*AIM OF THE TASK*. Scan the lines below for the string "linux" and copy every one that has it.

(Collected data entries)
━━━

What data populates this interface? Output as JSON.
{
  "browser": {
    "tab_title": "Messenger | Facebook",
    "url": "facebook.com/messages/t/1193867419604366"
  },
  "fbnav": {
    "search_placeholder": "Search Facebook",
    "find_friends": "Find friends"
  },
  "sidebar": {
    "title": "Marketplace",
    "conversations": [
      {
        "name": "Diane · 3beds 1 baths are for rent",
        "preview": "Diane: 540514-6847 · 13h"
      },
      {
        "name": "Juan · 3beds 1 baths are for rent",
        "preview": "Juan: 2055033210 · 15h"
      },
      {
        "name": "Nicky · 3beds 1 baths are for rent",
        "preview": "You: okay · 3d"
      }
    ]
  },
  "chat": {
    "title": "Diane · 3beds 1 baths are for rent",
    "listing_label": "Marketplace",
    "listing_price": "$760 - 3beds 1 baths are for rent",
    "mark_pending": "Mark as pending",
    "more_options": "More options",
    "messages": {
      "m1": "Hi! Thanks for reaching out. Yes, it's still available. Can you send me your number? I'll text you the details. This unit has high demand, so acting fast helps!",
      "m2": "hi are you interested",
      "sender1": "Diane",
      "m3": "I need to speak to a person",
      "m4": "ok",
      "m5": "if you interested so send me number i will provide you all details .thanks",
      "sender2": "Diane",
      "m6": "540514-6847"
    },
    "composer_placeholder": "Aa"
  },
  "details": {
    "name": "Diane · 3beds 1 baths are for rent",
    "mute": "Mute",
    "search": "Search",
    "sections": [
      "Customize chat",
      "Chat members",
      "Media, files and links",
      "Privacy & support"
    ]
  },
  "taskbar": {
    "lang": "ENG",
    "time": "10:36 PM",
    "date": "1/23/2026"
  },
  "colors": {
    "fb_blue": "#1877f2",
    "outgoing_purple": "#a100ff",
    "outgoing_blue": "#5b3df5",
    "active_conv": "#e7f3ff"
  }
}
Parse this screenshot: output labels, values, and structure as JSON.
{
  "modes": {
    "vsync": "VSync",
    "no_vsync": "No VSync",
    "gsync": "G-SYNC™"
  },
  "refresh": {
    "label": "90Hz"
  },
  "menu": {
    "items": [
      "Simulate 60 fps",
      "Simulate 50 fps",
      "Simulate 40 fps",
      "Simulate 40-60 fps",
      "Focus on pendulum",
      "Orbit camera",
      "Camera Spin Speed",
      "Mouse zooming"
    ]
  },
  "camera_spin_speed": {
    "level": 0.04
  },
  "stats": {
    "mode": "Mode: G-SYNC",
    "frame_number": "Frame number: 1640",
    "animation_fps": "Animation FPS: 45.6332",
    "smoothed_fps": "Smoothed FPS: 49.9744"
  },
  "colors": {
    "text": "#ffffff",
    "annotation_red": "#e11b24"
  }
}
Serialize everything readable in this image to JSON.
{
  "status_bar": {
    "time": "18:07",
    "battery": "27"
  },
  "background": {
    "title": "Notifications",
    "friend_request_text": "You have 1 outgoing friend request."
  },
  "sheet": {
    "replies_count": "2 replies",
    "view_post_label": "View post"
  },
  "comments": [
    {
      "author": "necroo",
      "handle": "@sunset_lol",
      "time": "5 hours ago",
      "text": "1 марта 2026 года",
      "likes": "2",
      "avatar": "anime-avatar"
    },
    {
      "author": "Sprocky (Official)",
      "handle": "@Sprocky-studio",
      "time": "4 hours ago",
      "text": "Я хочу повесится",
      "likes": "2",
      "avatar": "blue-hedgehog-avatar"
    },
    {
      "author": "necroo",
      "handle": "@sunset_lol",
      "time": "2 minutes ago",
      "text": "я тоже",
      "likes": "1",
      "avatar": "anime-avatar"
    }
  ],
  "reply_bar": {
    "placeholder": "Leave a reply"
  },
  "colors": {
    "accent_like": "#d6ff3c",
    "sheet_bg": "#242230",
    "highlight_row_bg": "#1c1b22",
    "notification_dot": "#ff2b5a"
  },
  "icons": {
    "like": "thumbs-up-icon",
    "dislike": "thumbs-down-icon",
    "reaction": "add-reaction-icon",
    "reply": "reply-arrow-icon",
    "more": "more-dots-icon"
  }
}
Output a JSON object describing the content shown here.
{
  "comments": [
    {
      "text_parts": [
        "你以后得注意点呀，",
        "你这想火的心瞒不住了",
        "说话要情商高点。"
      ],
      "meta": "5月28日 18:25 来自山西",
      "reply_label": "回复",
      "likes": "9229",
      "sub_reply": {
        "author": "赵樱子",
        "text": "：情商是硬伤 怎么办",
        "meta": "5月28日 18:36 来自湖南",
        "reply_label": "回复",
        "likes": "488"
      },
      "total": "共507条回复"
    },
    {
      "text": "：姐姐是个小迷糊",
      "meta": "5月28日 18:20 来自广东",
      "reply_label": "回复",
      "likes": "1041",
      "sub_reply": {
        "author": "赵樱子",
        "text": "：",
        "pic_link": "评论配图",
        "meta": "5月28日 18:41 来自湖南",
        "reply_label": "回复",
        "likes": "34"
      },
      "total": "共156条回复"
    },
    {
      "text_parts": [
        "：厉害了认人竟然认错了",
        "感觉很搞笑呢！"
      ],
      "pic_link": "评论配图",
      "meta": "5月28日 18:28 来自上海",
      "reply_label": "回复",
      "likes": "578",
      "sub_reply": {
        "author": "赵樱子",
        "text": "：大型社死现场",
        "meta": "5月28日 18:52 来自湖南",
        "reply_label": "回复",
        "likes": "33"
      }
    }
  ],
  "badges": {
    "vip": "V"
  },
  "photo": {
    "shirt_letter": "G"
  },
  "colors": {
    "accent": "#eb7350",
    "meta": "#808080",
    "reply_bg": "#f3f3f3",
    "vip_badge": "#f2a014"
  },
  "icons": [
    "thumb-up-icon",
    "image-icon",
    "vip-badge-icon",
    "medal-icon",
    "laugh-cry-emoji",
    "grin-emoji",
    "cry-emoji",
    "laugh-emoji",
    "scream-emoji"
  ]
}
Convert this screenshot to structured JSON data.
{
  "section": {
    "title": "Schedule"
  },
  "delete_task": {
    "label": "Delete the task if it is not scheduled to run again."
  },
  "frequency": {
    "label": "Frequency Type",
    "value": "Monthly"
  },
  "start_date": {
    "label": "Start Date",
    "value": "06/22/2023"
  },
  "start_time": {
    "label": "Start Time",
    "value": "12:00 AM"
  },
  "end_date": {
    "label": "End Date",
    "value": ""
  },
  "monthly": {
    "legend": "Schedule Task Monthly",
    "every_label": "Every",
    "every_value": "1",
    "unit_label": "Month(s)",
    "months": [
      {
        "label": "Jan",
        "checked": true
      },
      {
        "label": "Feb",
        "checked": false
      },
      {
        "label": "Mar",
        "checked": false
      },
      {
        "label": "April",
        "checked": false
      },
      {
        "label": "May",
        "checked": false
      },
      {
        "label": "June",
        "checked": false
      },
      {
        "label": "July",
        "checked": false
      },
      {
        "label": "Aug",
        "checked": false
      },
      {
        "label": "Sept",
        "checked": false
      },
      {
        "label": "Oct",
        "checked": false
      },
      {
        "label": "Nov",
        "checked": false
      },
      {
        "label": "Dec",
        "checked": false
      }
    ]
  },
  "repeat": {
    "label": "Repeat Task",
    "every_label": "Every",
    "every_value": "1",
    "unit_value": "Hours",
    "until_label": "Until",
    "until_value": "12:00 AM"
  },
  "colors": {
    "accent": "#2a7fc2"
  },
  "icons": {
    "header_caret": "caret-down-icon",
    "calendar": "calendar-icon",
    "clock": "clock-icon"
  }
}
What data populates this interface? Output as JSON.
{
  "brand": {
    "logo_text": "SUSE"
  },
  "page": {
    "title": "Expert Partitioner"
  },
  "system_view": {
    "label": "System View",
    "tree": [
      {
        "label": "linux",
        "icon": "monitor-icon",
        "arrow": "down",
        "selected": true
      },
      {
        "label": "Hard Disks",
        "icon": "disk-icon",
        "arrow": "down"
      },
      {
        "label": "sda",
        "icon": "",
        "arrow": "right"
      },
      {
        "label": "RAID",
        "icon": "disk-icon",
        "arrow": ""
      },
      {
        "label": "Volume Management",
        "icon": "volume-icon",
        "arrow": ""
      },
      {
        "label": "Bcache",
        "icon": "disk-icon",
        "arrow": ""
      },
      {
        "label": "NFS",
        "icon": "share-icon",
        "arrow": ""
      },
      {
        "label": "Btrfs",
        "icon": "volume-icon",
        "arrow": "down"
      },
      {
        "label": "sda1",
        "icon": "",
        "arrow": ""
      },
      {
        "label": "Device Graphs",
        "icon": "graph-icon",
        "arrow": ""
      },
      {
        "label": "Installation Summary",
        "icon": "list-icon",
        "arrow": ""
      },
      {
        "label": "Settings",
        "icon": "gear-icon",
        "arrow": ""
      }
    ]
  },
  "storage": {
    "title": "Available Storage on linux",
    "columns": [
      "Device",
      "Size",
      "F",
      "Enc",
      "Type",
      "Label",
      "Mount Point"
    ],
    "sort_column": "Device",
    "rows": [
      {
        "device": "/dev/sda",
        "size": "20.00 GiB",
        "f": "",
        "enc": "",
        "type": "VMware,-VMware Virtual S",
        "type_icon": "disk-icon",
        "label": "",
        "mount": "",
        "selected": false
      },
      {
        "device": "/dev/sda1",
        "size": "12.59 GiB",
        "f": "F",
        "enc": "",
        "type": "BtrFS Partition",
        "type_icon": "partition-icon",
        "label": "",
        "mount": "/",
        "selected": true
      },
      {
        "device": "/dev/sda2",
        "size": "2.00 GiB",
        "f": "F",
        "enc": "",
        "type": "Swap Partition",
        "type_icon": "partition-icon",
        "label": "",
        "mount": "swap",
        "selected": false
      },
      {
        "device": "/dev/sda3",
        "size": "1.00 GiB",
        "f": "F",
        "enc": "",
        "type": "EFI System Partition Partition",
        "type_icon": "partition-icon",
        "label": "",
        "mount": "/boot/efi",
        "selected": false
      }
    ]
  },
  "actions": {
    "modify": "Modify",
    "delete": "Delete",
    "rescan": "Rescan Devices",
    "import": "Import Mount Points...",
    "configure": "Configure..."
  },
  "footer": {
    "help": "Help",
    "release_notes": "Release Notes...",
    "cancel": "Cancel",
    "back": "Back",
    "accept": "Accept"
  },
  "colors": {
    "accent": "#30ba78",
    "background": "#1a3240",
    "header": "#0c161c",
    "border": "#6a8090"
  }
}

━━━

*PROBLEM SOLUTION*.
        "label": "linux",
    "title": "Available Storage on linux",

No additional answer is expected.